[Begin Available data]

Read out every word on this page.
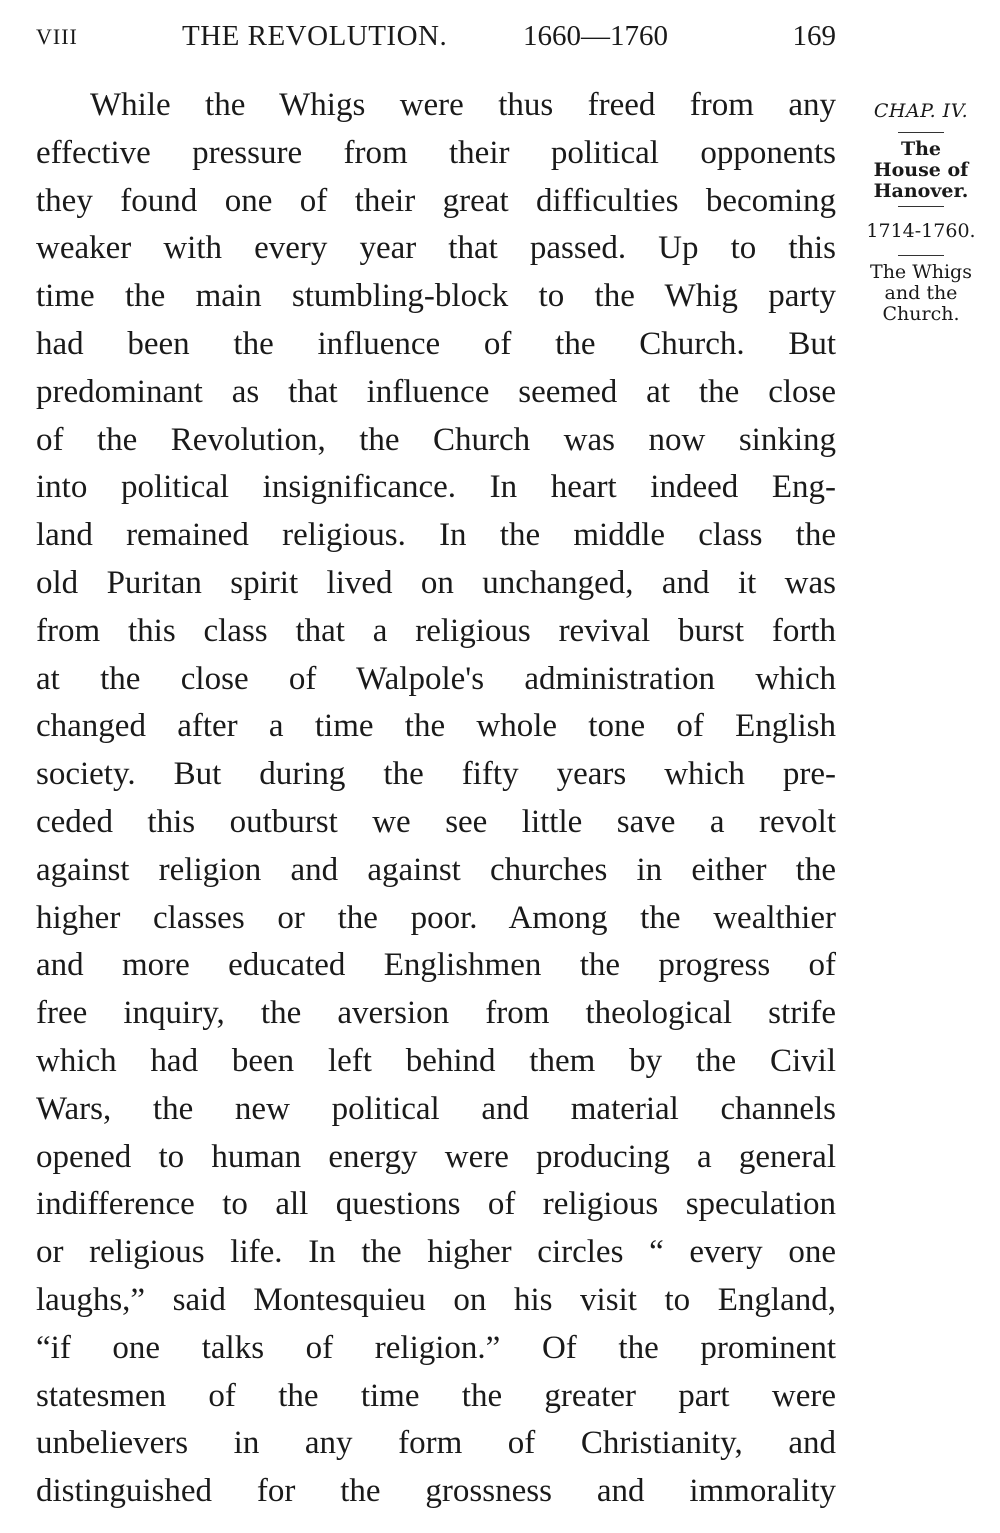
VIII	THE REVOLUTION.	1660—1760	169
While the Whigs were thus freed from any
effective pressure from their political opponents
they found one of their great difficulties becoming
weaker with every year that passed. Up to this
time the main stumbling-block to the Whig party
had been the influence of the Church. But
predominant as that influence seemed at the close
of the Revolution, the Church was now sinking
into political insignificance. In heart indeed Eng-
land remained religious. In the middle class the
old Puritan spirit lived on unchanged, and it was
from this class that a religious revival burst forth
at the close of Walpole's administration which
changed after a time the whole tone of English
society. But during the fifty years which pre-
ceded this outburst we see little save a revolt
against religion and against churches in either the
higher classes or the poor. Among the wealthier
and more educated Englishmen the progress of
free inquiry, the aversion from theological strife
which had been left behind them by the Civil
Wars, the new political and material channels
opened to human energy were producing a general
indifference to all questions of religious speculation
or religious life. In the higher circles “ every one
laughs,” said Montesquieu on his visit to England,
“if one talks of religion.” Of the prominent
statesmen of the time the greater part were
unbelievers in any form of Christianity, and
distinguished for the grossness and immorality
CHAP. IV.
The
House of
Hanover.
1714-1760.
The Whigs
and the
Church.
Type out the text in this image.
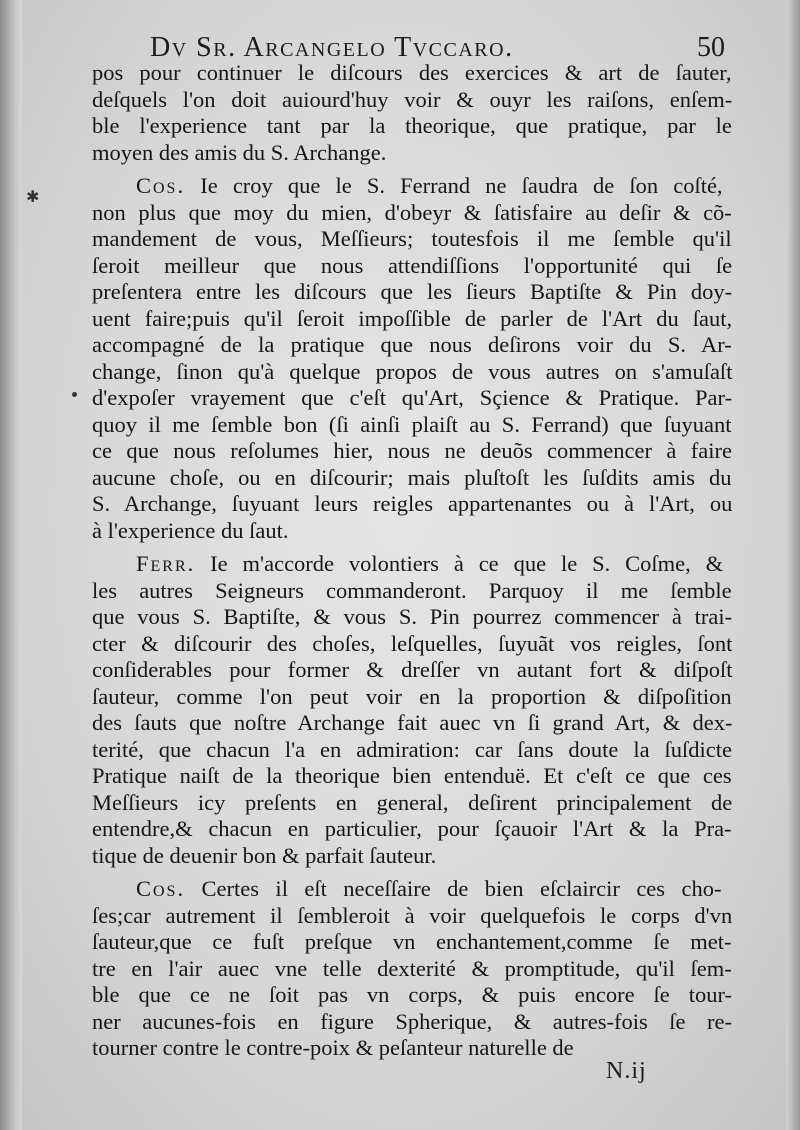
Dv Sr. Arcangelo Tvccaro.	50
✱
pos pour continuer le diſcours des exercices & art de ſauter,
deſquels l'on doit auiourd'huy voir & ouyr les raiſons, enſem-
ble l'experience tant par la theorique, que pratique, par le
moyen des amis du S. Archange.
Cos. Ie croy que le S. Ferrand ne ſaudra de ſon coſté,
non plus que moy du mien, d'obeyr & ſatisfaire au deſir & cõ-
mandement de vous, Meſſieurs; toutesfois il me ſemble qu'il
ſeroit meilleur que nous attendiſſions l'opportunité qui ſe
preſentera entre les diſcours que les ſieurs Baptiſte & Pin doy-
uent faire;puis qu'il ſeroit impoſſible de parler de l'Art du ſaut,
accompagné de la pratique que nous deſirons voir du S. Ar-
change, ſinon qu'à quelque propos de vous autres on s'amuſaſt
d'expoſer vrayement que c'eſt qu'Art, Sçience & Pratique. Par-
quoy il me ſemble bon (ſi ainſi plaiſt au S. Ferrand) que ſuyuant
ce que nous reſolumes hier, nous ne deuõs commencer à faire
aucune choſe, ou en diſcourir; mais pluſtoſt les ſuſdits amis du
S. Archange, ſuyuant leurs reigles appartenantes ou à l'Art, ou
à l'experience du ſaut.
Ferr. Ie m'accorde volontiers à ce que le S. Coſme, &
les autres Seigneurs commanderont. Parquoy il me ſemble
que vous S. Baptiſte, & vous S. Pin pourrez commencer à trai-
cter & diſcourir des choſes, leſquelles, ſuyuãt vos reigles, ſont
conſiderables pour former & dreſſer vn autant fort & diſpoſt
ſauteur, comme l'on peut voir en la proportion & diſpoſition
des ſauts que noſtre Archange fait auec vn ſi grand Art, & dex-
terité, que chacun l'a en admiration: car ſans doute la ſuſdicte
Pratique naiſt de la theorique bien entenduë. Et c'eſt ce que ces
Meſſieurs icy preſents en general, deſirent principalement de
entendre,& chacun en particulier, pour ſçauoir l'Art & la Pra-
tique de deuenir bon & parfait ſauteur.
Cos. Certes il eſt neceſſaire de bien eſclaircir ces cho-
ſes;car autrement il ſembleroit à voir quelquefois le corps d'vn
ſauteur,que ce fuſt preſque vn enchantement,comme ſe met-
tre en l'air auec vne telle dexterité & promptitude, qu'il ſem-
ble que ce ne ſoit pas vn corps, & puis encore ſe tour-
ner aucunes-fois en figure Spherique, & autres-fois ſe re-
tourner contre le contre-poix & peſanteur naturelle de
N.ij
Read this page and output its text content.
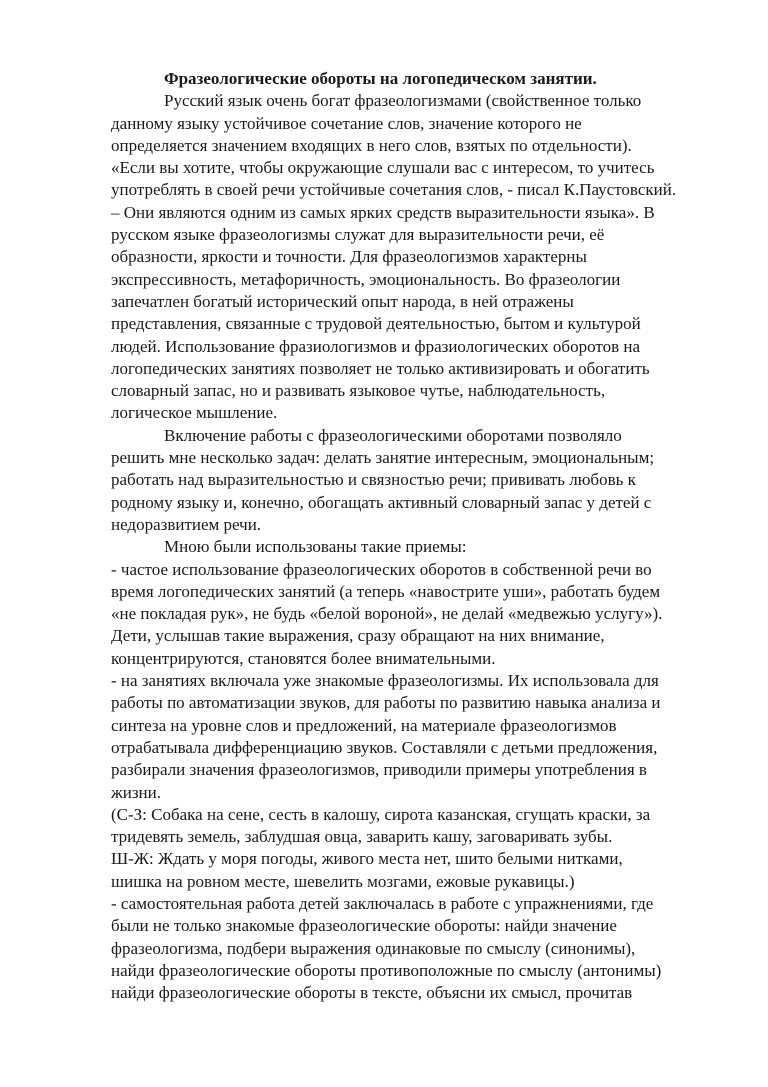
Фразеологические обороты на логопедическом занятии.
Русский язык очень богат фразеологизмами (свойственное только
данному языку устойчивое сочетание слов, значение которого не
определяется значением входящих в него слов, взятых по отдельности).
«Если вы хотите, чтобы окружающие слушали вас с интересом, то учитесь
употреблять в своей речи устойчивые сочетания слов, - писал К.Паустовский.
– Они являются одним из самых ярких средств выразительности языка». В
русском языке фразеологизмы служат для выразительности речи, её
образности, яркости и точности. Для фразеологизмов характерны
экспрессивность, метафоричность, эмоциональность. Во фразеологии
запечатлен богатый исторический опыт народа, в ней отражены
представления, связанные с трудовой деятельностью, бытом и культурой
людей. Использование фразиологизмов и фразиологических оборотов на
логопедических занятиях позволяет не только активизировать и обогатить
словарный запас, но и развивать языковое чутье, наблюдательность,
логическое мышление.
Включение работы с фразеологическими оборотами позволяло
решить мне несколько задач: делать занятие интересным, эмоциональным;
работать над выразительностью и связностью речи; прививать любовь к
родному языку и, конечно, обогащать активный словарный запас у детей с
недоразвитием речи.
Мною были использованы такие приемы:
- частое использование фразеологических оборотов в собственной речи во
время логопедических занятий (а теперь «навострите уши», работать будем
«не покладая рук», не будь «белой вороной», не делай «медвежью услугу»).
Дети, услышав такие выражения, сразу обращают на них внимание,
концентрируются, становятся более внимательными.
- на занятиях включала уже знакомые фразеологизмы. Их использовала для
работы по автоматизации звуков, для работы по развитию навыка анализа и
синтеза на уровне слов и предложений, на материале фразеологизмов
отрабатывала дифференциацию звуков. Составляли с детьми предложения,
разбирали значения фразеологизмов, приводили примеры употребления в
жизни.
(С-З: Собака на сене, сесть в калошу, сирота казанская, сгущать краски, за
тридевять земель, заблудшая овца, заварить кашу, заговаривать зубы.
Ш-Ж: Ждать у моря погоды, живого места нет, шито белыми нитками,
шишка на ровном месте, шевелить мозгами, ежовые рукавицы.)
- самостоятельная работа детей заключалась в работе с упражнениями, где
были не только знакомые фразеологические обороты: найди значение
фразеологизма, подбери выражения одинаковые по смыслу (синонимы),
найди фразеологические обороты противоположные по смыслу (антонимы)
найди фразеологические обороты в тексте, объясни их смысл, прочитав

[End Available data]

(Work instructions)
In the records above, find each line that holds the word "занятиях"; copy all such lines.

(Exercise answer)
логопедических занятиях позволяет не только активизировать и обогатить
- на занятиях включала уже знакомые фразеологизмы. Их использовала для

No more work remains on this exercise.